### Data supplied
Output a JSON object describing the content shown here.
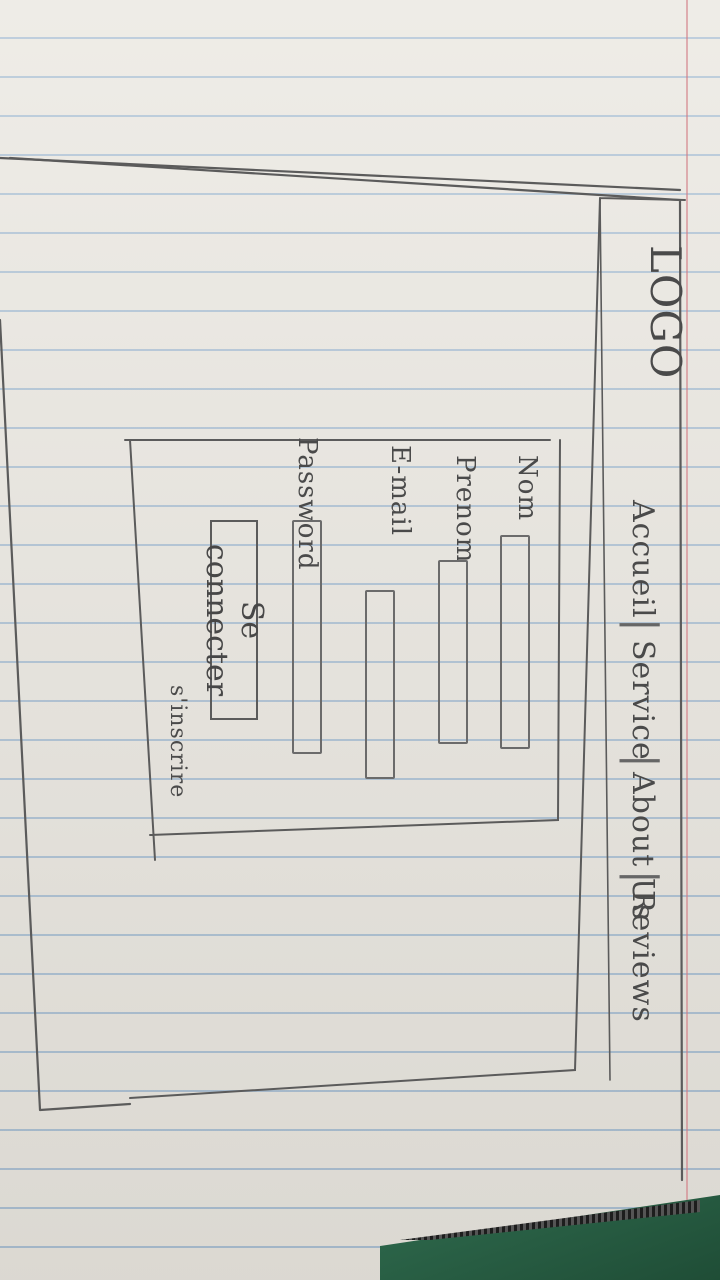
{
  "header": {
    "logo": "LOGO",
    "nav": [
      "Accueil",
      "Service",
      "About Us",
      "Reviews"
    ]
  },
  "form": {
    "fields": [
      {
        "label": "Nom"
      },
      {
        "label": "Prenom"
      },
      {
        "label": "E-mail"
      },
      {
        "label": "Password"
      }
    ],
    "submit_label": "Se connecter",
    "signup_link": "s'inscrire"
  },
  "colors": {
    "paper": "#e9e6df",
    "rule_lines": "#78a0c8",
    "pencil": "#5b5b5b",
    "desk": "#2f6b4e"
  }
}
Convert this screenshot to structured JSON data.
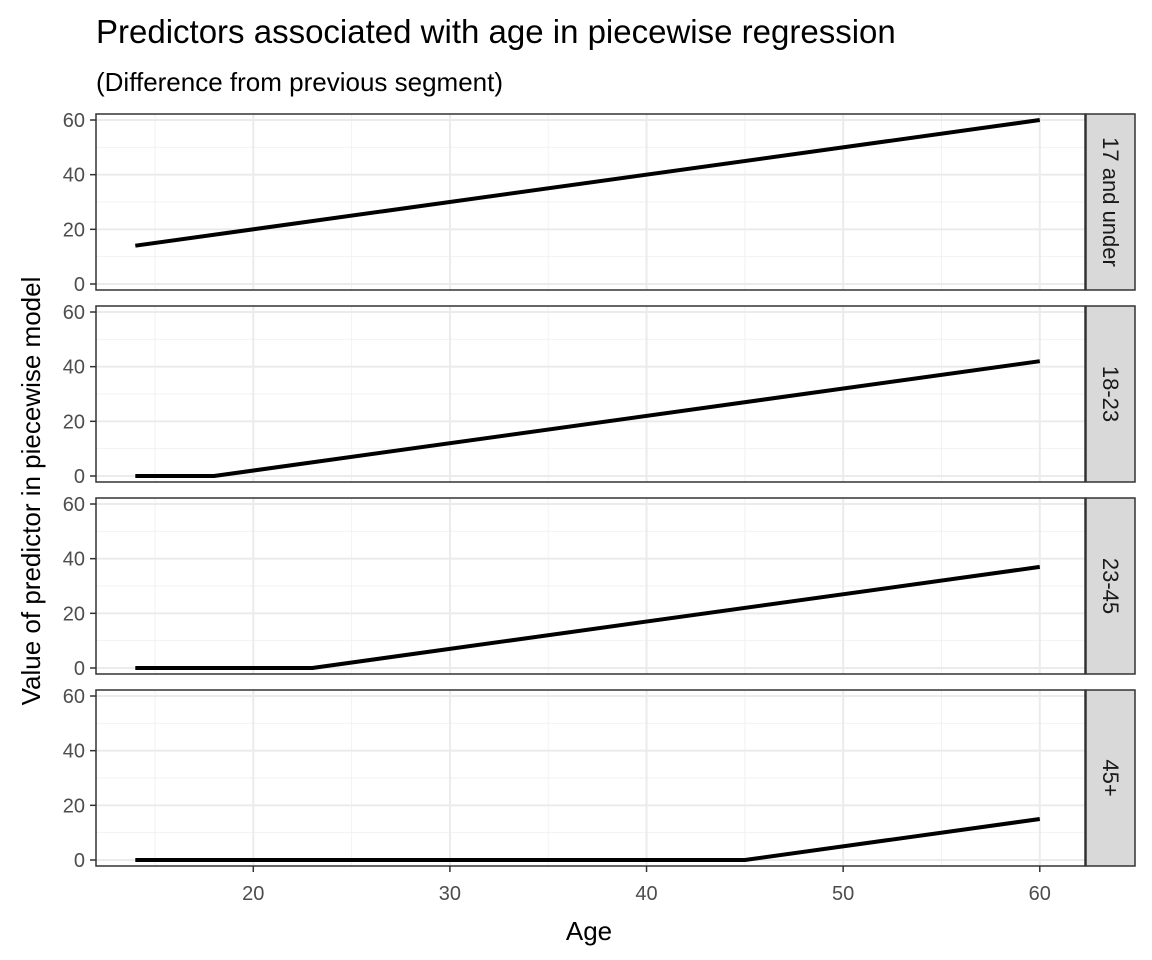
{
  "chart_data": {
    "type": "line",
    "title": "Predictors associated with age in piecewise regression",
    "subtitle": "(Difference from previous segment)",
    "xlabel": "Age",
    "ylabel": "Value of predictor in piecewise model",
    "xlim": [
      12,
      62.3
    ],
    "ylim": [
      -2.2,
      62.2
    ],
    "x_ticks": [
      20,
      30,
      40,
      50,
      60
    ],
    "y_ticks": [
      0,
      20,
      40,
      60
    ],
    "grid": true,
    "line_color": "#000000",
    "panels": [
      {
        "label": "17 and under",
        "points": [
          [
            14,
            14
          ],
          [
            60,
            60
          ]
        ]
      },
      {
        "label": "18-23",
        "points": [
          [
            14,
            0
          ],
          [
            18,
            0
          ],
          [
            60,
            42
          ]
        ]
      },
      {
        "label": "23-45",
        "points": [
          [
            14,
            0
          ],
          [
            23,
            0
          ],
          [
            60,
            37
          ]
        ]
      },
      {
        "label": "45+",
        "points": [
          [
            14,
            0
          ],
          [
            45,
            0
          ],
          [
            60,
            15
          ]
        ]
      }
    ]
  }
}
######
Return all the lines that contain the string "JSON".

Output a JSON object describing the content shown here.
Convert this screenshot to structured JSON data.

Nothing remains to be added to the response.